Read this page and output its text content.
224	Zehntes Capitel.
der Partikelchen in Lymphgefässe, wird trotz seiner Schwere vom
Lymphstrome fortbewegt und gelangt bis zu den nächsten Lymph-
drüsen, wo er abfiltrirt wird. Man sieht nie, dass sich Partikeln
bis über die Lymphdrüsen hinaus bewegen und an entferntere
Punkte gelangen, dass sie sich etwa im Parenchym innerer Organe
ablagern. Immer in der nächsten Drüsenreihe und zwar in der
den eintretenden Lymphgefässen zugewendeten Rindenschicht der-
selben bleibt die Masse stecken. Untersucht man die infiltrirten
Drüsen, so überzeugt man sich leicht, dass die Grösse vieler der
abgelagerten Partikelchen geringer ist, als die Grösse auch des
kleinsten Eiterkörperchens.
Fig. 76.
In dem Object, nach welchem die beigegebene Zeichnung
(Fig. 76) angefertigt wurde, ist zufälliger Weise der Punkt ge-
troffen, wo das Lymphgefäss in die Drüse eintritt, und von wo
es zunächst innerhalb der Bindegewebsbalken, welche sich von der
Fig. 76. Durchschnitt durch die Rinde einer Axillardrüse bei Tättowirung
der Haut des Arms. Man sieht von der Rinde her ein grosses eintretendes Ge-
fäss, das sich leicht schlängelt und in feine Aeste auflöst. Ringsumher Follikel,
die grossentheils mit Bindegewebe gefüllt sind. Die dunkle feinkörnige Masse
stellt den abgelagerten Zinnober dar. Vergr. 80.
════
§ **Stated task**: Retype the listing above in full, with no alterations.

§ **Solved problem**:
Read this page and output its text content.
224	Zehntes Capitel.
der Partikelchen in Lymphgefässe, wird trotz seiner Schwere vom
Lymphstrome fortbewegt und gelangt bis zu den nächsten Lymph-
drüsen, wo er abfiltrirt wird. Man sieht nie, dass sich Partikeln
bis über die Lymphdrüsen hinaus bewegen und an entferntere
Punkte gelangen, dass sie sich etwa im Parenchym innerer Organe
ablagern. Immer in der nächsten Drüsenreihe und zwar in der
den eintretenden Lymphgefässen zugewendeten Rindenschicht der-
selben bleibt die Masse stecken. Untersucht man die infiltrirten
Drüsen, so überzeugt man sich leicht, dass die Grösse vieler der
abgelagerten Partikelchen geringer ist, als die Grösse auch des
kleinsten Eiterkörperchens.
Fig. 76.
In dem Object, nach welchem die beigegebene Zeichnung
(Fig. 76) angefertigt wurde, ist zufälliger Weise der Punkt ge-
troffen, wo das Lymphgefäss in die Drüse eintritt, und von wo
es zunächst innerhalb der Bindegewebsbalken, welche sich von der
Fig. 76. Durchschnitt durch die Rinde einer Axillardrüse bei Tättowirung
der Haut des Arms. Man sieht von der Rinde her ein grosses eintretendes Ge-
fäss, das sich leicht schlängelt und in feine Aeste auflöst. Ringsumher Follikel,
die grossentheils mit Bindegewebe gefüllt sind. Die dunkle feinkörnige Masse
stellt den abgelagerten Zinnober dar. Vergr. 80.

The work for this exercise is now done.